__Task statement__
Only a number is wanted: how many lines in the listing contain the word "pinturas"?

__Dataset records__
********************
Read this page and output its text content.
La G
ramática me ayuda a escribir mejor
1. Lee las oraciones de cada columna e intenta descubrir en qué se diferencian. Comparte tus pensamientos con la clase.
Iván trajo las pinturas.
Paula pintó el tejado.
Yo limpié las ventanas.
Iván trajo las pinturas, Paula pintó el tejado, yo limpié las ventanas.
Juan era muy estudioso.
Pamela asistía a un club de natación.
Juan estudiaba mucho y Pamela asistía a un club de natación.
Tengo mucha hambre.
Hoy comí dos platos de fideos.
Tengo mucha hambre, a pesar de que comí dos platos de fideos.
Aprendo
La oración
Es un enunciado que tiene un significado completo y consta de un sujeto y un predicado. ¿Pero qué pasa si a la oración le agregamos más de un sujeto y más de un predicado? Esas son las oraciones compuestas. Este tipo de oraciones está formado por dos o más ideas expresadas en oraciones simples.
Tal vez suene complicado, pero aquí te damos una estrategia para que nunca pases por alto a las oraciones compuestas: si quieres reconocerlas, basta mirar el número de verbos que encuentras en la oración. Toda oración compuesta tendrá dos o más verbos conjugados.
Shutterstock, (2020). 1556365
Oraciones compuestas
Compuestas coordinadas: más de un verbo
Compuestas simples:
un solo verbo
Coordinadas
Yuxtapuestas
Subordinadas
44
********************
__Output__
2